-- The problem --
Please list all lines of the material below in which the string "Uniunea" occurs.

-- Data rows --
>>
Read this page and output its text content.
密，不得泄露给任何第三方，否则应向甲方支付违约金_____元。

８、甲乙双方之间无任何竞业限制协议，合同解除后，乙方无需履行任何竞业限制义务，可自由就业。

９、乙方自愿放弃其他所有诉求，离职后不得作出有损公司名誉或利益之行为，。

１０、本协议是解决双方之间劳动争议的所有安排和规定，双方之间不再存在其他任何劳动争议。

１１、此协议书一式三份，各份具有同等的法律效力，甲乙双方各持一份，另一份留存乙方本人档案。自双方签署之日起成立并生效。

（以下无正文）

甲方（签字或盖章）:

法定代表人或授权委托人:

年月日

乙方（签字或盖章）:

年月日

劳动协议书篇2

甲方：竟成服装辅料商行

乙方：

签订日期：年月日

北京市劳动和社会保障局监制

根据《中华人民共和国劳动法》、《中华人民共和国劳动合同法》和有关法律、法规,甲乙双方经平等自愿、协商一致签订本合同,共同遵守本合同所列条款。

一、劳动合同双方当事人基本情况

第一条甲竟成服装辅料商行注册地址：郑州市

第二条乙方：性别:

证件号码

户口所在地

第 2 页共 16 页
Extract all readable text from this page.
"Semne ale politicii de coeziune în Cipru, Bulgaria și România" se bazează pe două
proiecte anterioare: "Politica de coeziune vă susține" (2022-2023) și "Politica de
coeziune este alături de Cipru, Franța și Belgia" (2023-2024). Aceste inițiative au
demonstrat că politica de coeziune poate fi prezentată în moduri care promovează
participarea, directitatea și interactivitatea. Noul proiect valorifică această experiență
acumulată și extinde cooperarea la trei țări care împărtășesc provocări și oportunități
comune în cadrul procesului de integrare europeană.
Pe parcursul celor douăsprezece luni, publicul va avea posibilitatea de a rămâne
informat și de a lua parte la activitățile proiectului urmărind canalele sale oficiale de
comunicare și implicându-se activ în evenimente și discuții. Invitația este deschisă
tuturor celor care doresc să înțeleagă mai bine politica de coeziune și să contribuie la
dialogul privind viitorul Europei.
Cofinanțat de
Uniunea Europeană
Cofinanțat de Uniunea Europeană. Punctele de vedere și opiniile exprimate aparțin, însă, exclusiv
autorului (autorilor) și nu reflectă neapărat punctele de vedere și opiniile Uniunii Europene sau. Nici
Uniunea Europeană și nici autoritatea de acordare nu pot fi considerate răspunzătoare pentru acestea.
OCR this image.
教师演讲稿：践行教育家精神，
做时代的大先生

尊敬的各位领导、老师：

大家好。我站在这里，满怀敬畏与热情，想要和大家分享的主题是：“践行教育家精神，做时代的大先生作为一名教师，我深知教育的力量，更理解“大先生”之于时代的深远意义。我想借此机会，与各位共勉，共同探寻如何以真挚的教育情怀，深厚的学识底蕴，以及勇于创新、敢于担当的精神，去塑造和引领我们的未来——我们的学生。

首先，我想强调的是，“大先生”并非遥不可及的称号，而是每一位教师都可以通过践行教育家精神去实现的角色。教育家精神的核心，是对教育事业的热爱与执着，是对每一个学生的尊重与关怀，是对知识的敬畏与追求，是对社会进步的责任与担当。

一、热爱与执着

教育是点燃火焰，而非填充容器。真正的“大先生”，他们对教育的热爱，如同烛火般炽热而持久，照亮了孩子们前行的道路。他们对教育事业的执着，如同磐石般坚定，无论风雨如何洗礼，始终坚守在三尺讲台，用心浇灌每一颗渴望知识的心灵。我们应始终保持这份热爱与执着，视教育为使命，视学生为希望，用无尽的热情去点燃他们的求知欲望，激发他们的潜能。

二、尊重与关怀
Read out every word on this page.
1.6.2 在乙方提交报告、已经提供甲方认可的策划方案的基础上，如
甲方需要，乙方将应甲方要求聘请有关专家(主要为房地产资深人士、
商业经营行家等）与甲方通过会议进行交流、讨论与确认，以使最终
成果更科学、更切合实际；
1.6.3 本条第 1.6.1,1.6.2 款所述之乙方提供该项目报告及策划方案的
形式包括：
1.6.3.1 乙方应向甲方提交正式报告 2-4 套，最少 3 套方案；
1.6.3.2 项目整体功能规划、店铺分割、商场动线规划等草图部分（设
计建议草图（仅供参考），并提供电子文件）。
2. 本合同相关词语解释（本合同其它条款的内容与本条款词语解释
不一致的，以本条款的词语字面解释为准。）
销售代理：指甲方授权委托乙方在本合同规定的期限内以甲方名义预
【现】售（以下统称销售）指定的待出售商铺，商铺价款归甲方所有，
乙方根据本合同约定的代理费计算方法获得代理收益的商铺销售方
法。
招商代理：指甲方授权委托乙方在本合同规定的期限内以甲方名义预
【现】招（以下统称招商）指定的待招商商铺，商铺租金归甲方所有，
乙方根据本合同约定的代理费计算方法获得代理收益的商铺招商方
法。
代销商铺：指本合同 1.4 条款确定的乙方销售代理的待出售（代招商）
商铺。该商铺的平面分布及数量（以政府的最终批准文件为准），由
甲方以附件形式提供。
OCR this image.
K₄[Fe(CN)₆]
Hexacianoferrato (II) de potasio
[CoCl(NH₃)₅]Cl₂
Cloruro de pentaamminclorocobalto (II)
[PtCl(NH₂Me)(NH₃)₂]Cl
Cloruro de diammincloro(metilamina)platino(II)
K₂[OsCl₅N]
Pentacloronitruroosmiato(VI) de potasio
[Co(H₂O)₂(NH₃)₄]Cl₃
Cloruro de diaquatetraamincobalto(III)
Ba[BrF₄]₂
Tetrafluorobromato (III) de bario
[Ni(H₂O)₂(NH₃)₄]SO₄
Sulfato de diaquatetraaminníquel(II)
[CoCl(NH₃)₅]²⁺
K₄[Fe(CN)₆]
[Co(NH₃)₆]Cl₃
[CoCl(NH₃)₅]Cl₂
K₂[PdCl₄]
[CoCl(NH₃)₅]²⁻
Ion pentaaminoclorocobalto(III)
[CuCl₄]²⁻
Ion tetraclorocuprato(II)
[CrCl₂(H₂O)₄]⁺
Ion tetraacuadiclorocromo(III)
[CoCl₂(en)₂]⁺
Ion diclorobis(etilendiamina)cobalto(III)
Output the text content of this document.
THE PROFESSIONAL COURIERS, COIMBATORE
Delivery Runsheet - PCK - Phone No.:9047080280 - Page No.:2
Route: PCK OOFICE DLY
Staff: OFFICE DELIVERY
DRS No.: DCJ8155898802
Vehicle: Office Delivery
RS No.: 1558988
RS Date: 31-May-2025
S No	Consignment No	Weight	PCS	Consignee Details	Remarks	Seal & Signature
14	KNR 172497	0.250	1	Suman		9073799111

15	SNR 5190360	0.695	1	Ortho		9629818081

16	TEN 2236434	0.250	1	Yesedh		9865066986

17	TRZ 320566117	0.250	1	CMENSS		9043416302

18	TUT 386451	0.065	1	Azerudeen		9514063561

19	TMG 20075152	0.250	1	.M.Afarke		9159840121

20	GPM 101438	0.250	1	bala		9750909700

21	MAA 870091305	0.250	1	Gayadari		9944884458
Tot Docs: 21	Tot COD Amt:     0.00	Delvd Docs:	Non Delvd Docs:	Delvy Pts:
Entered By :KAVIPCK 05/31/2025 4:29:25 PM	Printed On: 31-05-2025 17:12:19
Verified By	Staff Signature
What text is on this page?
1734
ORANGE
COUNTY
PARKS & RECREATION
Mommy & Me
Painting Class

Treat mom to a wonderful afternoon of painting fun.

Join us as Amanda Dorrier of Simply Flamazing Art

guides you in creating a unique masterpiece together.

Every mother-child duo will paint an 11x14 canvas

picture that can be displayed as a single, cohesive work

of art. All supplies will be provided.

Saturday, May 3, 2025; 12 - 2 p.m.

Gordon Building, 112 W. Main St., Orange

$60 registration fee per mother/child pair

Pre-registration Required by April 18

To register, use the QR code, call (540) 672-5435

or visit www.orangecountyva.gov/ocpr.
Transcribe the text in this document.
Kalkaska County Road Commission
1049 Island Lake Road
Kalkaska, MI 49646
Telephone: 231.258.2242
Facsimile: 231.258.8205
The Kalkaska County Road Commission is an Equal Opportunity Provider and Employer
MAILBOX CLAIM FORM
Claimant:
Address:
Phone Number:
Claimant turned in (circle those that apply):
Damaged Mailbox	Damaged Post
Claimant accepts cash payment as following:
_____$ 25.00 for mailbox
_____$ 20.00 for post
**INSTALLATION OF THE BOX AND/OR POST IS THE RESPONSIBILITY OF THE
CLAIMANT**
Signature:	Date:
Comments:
<<
-- Answer in full --
Uniunea Europeană
Cofinanțat de Uniunea Europeană. Punctele de vedere și opiniile exprimate aparțin, însă, exclusiv
Uniunea Europeană și nici autoritatea de acordare nu pot fi considerate răspunzătoare pentru acestea.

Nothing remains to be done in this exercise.